[Start of Records for the exercise]

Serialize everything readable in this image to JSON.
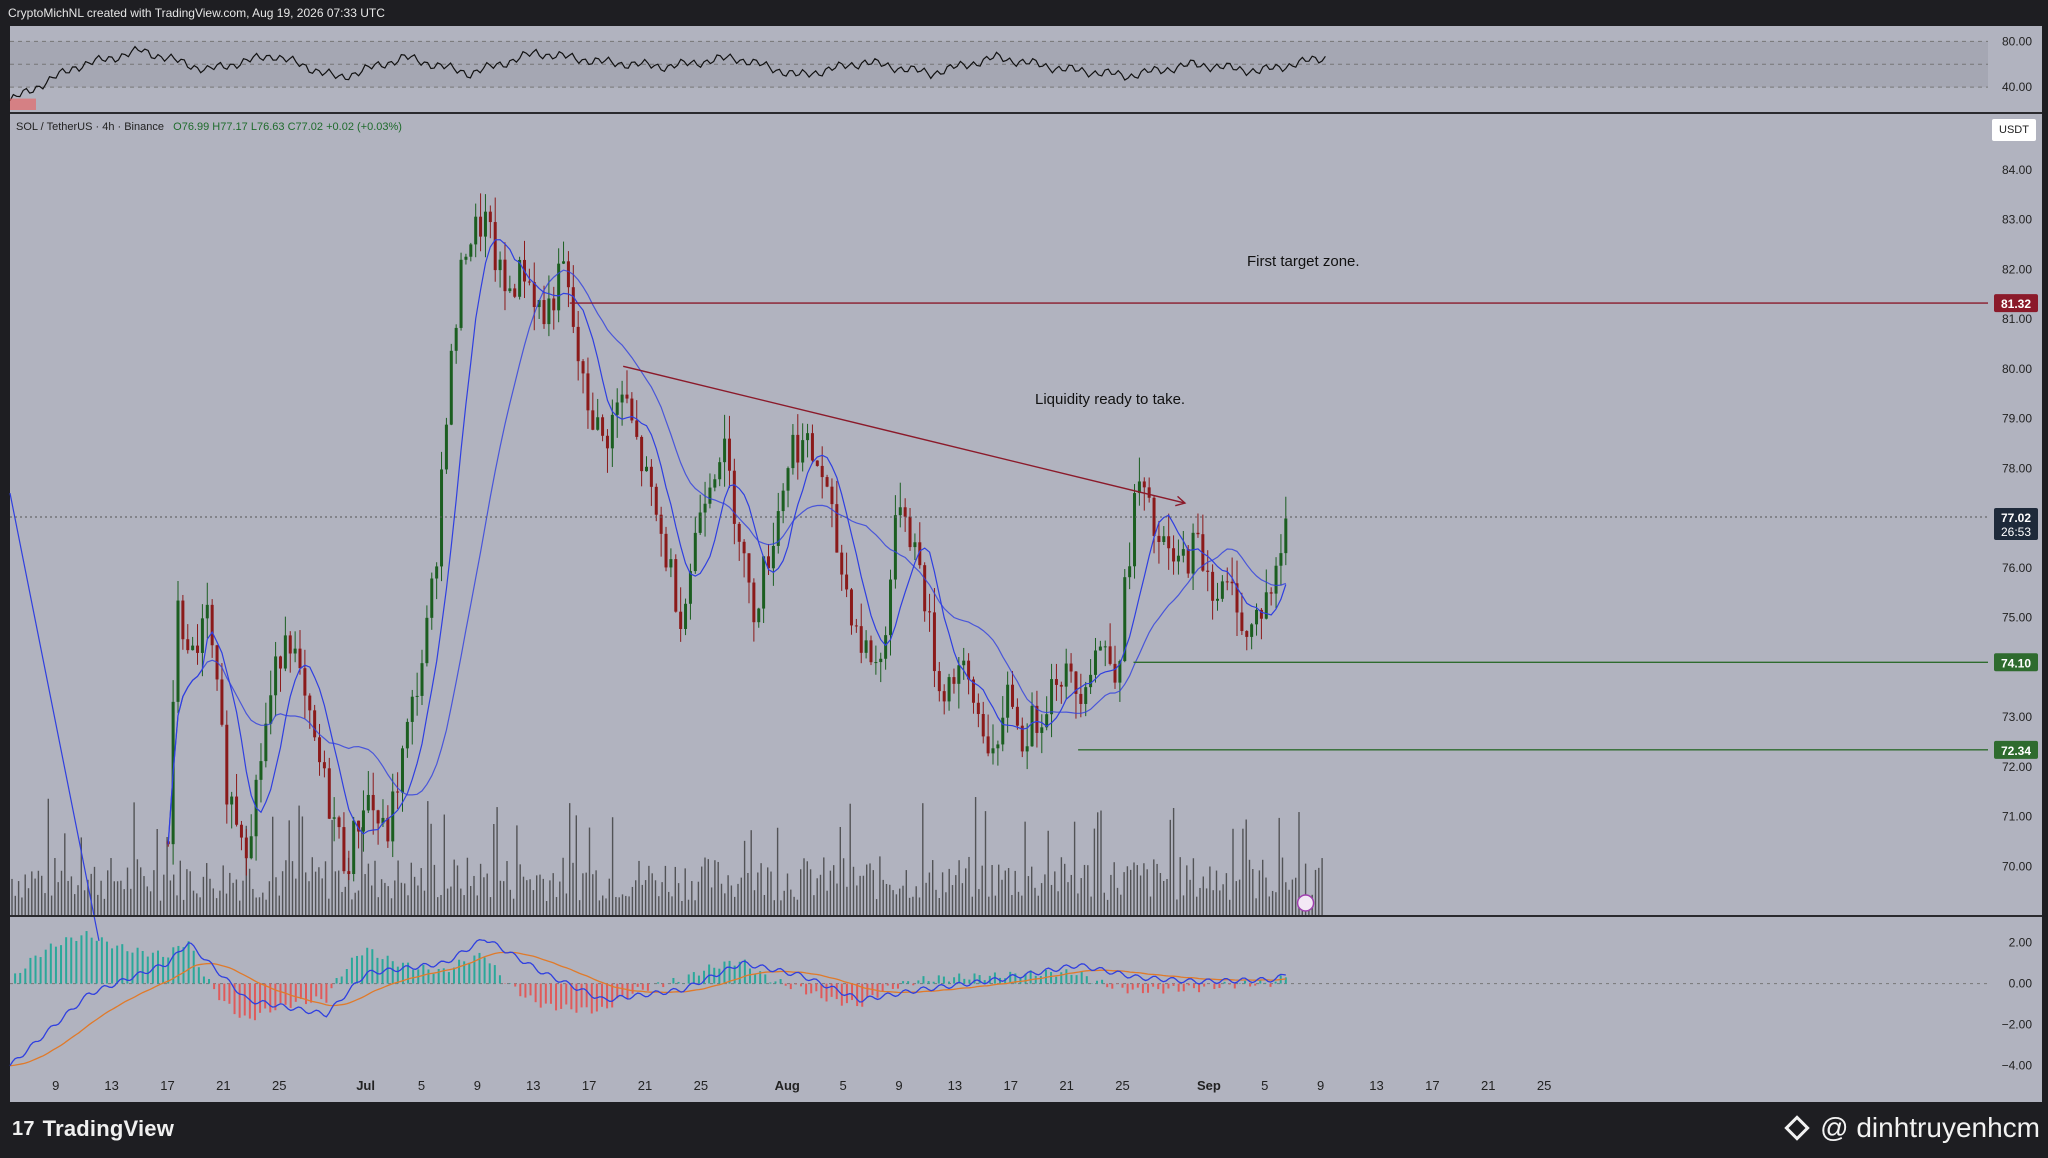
{
  "header": {
    "created_text": "CryptoMichNL created with TradingView.com, Aug 19, 2026 07:33 UTC"
  },
  "legend": {
    "symbol": "SOL / TetherUS · 4h · Binance",
    "open": "O76.99",
    "high": "H77.17",
    "low": "L76.63",
    "close": "C77.02",
    "change": "+0.02 (+0.03%)"
  },
  "currency_badge": "USDT",
  "footer": {
    "brand": "TradingView",
    "watermark": "@ dinhtruyenhcm"
  },
  "colors": {
    "background": "#b1b3bf",
    "bull": "#1b5e20",
    "bear": "#8b1a1a",
    "ma": "#2f3fe0",
    "resistance": "#8b1a2a",
    "support": "#2e6b2e",
    "macd_signal": "#e07a2a"
  },
  "chart_data": [
    {
      "type": "line",
      "name": "RSI",
      "ylim": [
        20,
        90
      ],
      "tick_labels": [
        "80.00",
        "40.00"
      ],
      "x": [
        0,
        0.05,
        0.1,
        0.15,
        0.2,
        0.25,
        0.3,
        0.35,
        0.4,
        0.45,
        0.5,
        0.55,
        0.6,
        0.65,
        0.7,
        0.75,
        0.8,
        0.85,
        0.9,
        0.95,
        1
      ],
      "values": [
        28,
        58,
        72,
        55,
        68,
        48,
        66,
        52,
        70,
        62,
        58,
        66,
        50,
        62,
        52,
        66,
        56,
        50,
        60,
        54,
        66
      ]
    },
    {
      "type": "candlestick",
      "ylim": [
        69.0,
        85.0
      ],
      "price_ticks": [
        "84.00",
        "83.00",
        "82.00",
        "81.00",
        "80.00",
        "79.00",
        "78.00",
        "76.00",
        "75.00",
        "73.00",
        "72.00",
        "71.00",
        "70.00"
      ],
      "x_ticks": [
        "9",
        "13",
        "17",
        "21",
        "25",
        "Jul",
        "5",
        "9",
        "13",
        "17",
        "21",
        "25",
        "Aug",
        "5",
        "9",
        "13",
        "17",
        "21",
        "25",
        "Sep",
        "5",
        "9",
        "13",
        "17",
        "21",
        "25"
      ],
      "ohlc_path": [
        [
          0.08,
          70.5
        ],
        [
          0.085,
          75.5
        ],
        [
          0.09,
          74.0
        ],
        [
          0.1,
          75.0
        ],
        [
          0.11,
          71.5
        ],
        [
          0.12,
          70.5
        ],
        [
          0.13,
          73.0
        ],
        [
          0.14,
          75.0
        ],
        [
          0.15,
          73.0
        ],
        [
          0.16,
          71.5
        ],
        [
          0.17,
          70.0
        ],
        [
          0.18,
          71.5
        ],
        [
          0.19,
          70.5
        ],
        [
          0.2,
          72.5
        ],
        [
          0.21,
          74.5
        ],
        [
          0.215,
          76.0
        ],
        [
          0.22,
          79.0
        ],
        [
          0.23,
          82.5
        ],
        [
          0.24,
          83.0
        ],
        [
          0.25,
          81.5
        ],
        [
          0.26,
          82.0
        ],
        [
          0.27,
          81.0
        ],
        [
          0.28,
          82.0
        ],
        [
          0.29,
          79.5
        ],
        [
          0.3,
          78.5
        ],
        [
          0.31,
          79.5
        ],
        [
          0.32,
          78.0
        ],
        [
          0.33,
          76.5
        ],
        [
          0.34,
          75.0
        ],
        [
          0.35,
          77.5
        ],
        [
          0.36,
          78.5
        ],
        [
          0.37,
          76.5
        ],
        [
          0.375,
          75.0
        ],
        [
          0.385,
          76.5
        ],
        [
          0.395,
          78.5
        ],
        [
          0.4,
          78.5
        ],
        [
          0.41,
          78.0
        ],
        [
          0.42,
          76.0
        ],
        [
          0.43,
          74.5
        ],
        [
          0.44,
          74.0
        ],
        [
          0.45,
          77.5
        ],
        [
          0.46,
          76.0
        ],
        [
          0.47,
          73.5
        ],
        [
          0.48,
          74.0
        ],
        [
          0.49,
          73.0
        ],
        [
          0.5,
          72.0
        ],
        [
          0.505,
          74.0
        ],
        [
          0.51,
          72.5
        ],
        [
          0.52,
          73.0
        ],
        [
          0.53,
          74.0
        ],
        [
          0.54,
          73.5
        ],
        [
          0.55,
          74.5
        ],
        [
          0.56,
          74.0
        ],
        [
          0.565,
          76.0
        ],
        [
          0.57,
          77.8
        ],
        [
          0.58,
          76.5
        ],
        [
          0.59,
          76.0
        ],
        [
          0.6,
          76.5
        ],
        [
          0.61,
          75.5
        ],
        [
          0.62,
          75.5
        ],
        [
          0.625,
          74.5
        ],
        [
          0.63,
          75.0
        ],
        [
          0.64,
          75.8
        ],
        [
          0.645,
          77.0
        ]
      ]
    },
    {
      "type": "macd",
      "ylim": [
        -4.5,
        3.0
      ],
      "tick_labels": [
        "2.00",
        "0.00",
        "−2.00",
        "−4.00"
      ],
      "x": [
        0,
        0.04,
        0.08,
        0.09,
        0.12,
        0.16,
        0.18,
        0.22,
        0.24,
        0.27,
        0.3,
        0.34,
        0.37,
        0.4,
        0.43,
        0.46,
        0.5,
        0.54,
        0.57,
        0.6,
        0.64,
        0.645
      ],
      "macd": [
        -4.0,
        -0.5,
        1.0,
        2.0,
        -0.8,
        -1.5,
        0.5,
        1.0,
        2.2,
        0.5,
        -0.8,
        -0.3,
        1.0,
        0.4,
        -0.8,
        -0.3,
        0.2,
        0.9,
        0.3,
        0.1,
        0.2,
        0.5
      ]
    }
  ],
  "levels": [
    {
      "price": 81.32,
      "label": "81.32"
    },
    {
      "price": 77.02,
      "label": "77.02",
      "countdown": "26:53"
    },
    {
      "price": 74.1,
      "label": "74.10"
    },
    {
      "price": 72.34,
      "label": "72.34"
    }
  ],
  "annotations": [
    "First target zone.",
    "Liquidity ready to take."
  ]
}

[End of Records for the exercise]

### What is required
Your task is to reproduce all of the material exactly. The pictures stay out.

### Expected answer
Serialize everything readable in this image to JSON.
{
  "header": {
    "created_text": "CryptoMichNL created with TradingView.com, Aug 19, 2026 07:33 UTC"
  },
  "legend": {
    "symbol": "SOL / TetherUS · 4h · Binance",
    "open": "O76.99",
    "high": "H77.17",
    "low": "L76.63",
    "close": "C77.02",
    "change": "+0.02 (+0.03%)"
  },
  "currency_badge": "USDT",
  "footer": {
    "brand": "TradingView",
    "watermark": "@ dinhtruyenhcm"
  },
  "colors": {
    "background": "#b1b3bf",
    "bull": "#1b5e20",
    "bear": "#8b1a1a",
    "ma": "#2f3fe0",
    "resistance": "#8b1a2a",
    "support": "#2e6b2e",
    "macd_signal": "#e07a2a"
  },
  "chart_data": [
    {
      "type": "line",
      "name": "RSI",
      "ylim": [
        20,
        90
      ],
      "tick_labels": [
        "80.00",
        "40.00"
      ],
      "x": [
        0,
        0.05,
        0.1,
        0.15,
        0.2,
        0.25,
        0.3,
        0.35,
        0.4,
        0.45,
        0.5,
        0.55,
        0.6,
        0.65,
        0.7,
        0.75,
        0.8,
        0.85,
        0.9,
        0.95,
        1
      ],
      "values": [
        28,
        58,
        72,
        55,
        68,
        48,
        66,
        52,
        70,
        62,
        58,
        66,
        50,
        62,
        52,
        66,
        56,
        50,
        60,
        54,
        66
      ]
    },
    {
      "type": "candlestick",
      "ylim": [
        69.0,
        85.0
      ],
      "price_ticks": [
        "84.00",
        "83.00",
        "82.00",
        "81.00",
        "80.00",
        "79.00",
        "78.00",
        "76.00",
        "75.00",
        "73.00",
        "72.00",
        "71.00",
        "70.00"
      ],
      "x_ticks": [
        "9",
        "13",
        "17",
        "21",
        "25",
        "Jul",
        "5",
        "9",
        "13",
        "17",
        "21",
        "25",
        "Aug",
        "5",
        "9",
        "13",
        "17",
        "21",
        "25",
        "Sep",
        "5",
        "9",
        "13",
        "17",
        "21",
        "25"
      ],
      "ohlc_path": [
        [
          0.08,
          70.5
        ],
        [
          0.085,
          75.5
        ],
        [
          0.09,
          74.0
        ],
        [
          0.1,
          75.0
        ],
        [
          0.11,
          71.5
        ],
        [
          0.12,
          70.5
        ],
        [
          0.13,
          73.0
        ],
        [
          0.14,
          75.0
        ],
        [
          0.15,
          73.0
        ],
        [
          0.16,
          71.5
        ],
        [
          0.17,
          70.0
        ],
        [
          0.18,
          71.5
        ],
        [
          0.19,
          70.5
        ],
        [
          0.2,
          72.5
        ],
        [
          0.21,
          74.5
        ],
        [
          0.215,
          76.0
        ],
        [
          0.22,
          79.0
        ],
        [
          0.23,
          82.5
        ],
        [
          0.24,
          83.0
        ],
        [
          0.25,
          81.5
        ],
        [
          0.26,
          82.0
        ],
        [
          0.27,
          81.0
        ],
        [
          0.28,
          82.0
        ],
        [
          0.29,
          79.5
        ],
        [
          0.3,
          78.5
        ],
        [
          0.31,
          79.5
        ],
        [
          0.32,
          78.0
        ],
        [
          0.33,
          76.5
        ],
        [
          0.34,
          75.0
        ],
        [
          0.35,
          77.5
        ],
        [
          0.36,
          78.5
        ],
        [
          0.37,
          76.5
        ],
        [
          0.375,
          75.0
        ],
        [
          0.385,
          76.5
        ],
        [
          0.395,
          78.5
        ],
        [
          0.4,
          78.5
        ],
        [
          0.41,
          78.0
        ],
        [
          0.42,
          76.0
        ],
        [
          0.43,
          74.5
        ],
        [
          0.44,
          74.0
        ],
        [
          0.45,
          77.5
        ],
        [
          0.46,
          76.0
        ],
        [
          0.47,
          73.5
        ],
        [
          0.48,
          74.0
        ],
        [
          0.49,
          73.0
        ],
        [
          0.5,
          72.0
        ],
        [
          0.505,
          74.0
        ],
        [
          0.51,
          72.5
        ],
        [
          0.52,
          73.0
        ],
        [
          0.53,
          74.0
        ],
        [
          0.54,
          73.5
        ],
        [
          0.55,
          74.5
        ],
        [
          0.56,
          74.0
        ],
        [
          0.565,
          76.0
        ],
        [
          0.57,
          77.8
        ],
        [
          0.58,
          76.5
        ],
        [
          0.59,
          76.0
        ],
        [
          0.6,
          76.5
        ],
        [
          0.61,
          75.5
        ],
        [
          0.62,
          75.5
        ],
        [
          0.625,
          74.5
        ],
        [
          0.63,
          75.0
        ],
        [
          0.64,
          75.8
        ],
        [
          0.645,
          77.0
        ]
      ]
    },
    {
      "type": "macd",
      "ylim": [
        -4.5,
        3.0
      ],
      "tick_labels": [
        "2.00",
        "0.00",
        "−2.00",
        "−4.00"
      ],
      "x": [
        0,
        0.04,
        0.08,
        0.09,
        0.12,
        0.16,
        0.18,
        0.22,
        0.24,
        0.27,
        0.3,
        0.34,
        0.37,
        0.4,
        0.43,
        0.46,
        0.5,
        0.54,
        0.57,
        0.6,
        0.64,
        0.645
      ],
      "macd": [
        -4.0,
        -0.5,
        1.0,
        2.0,
        -0.8,
        -1.5,
        0.5,
        1.0,
        2.2,
        0.5,
        -0.8,
        -0.3,
        1.0,
        0.4,
        -0.8,
        -0.3,
        0.2,
        0.9,
        0.3,
        0.1,
        0.2,
        0.5
      ]
    }
  ],
  "levels": [
    {
      "price": 81.32,
      "label": "81.32"
    },
    {
      "price": 77.02,
      "label": "77.02",
      "countdown": "26:53"
    },
    {
      "price": 74.1,
      "label": "74.10"
    },
    {
      "price": 72.34,
      "label": "72.34"
    }
  ],
  "annotations": [
    "First target zone.",
    "Liquidity ready to take."
  ]
}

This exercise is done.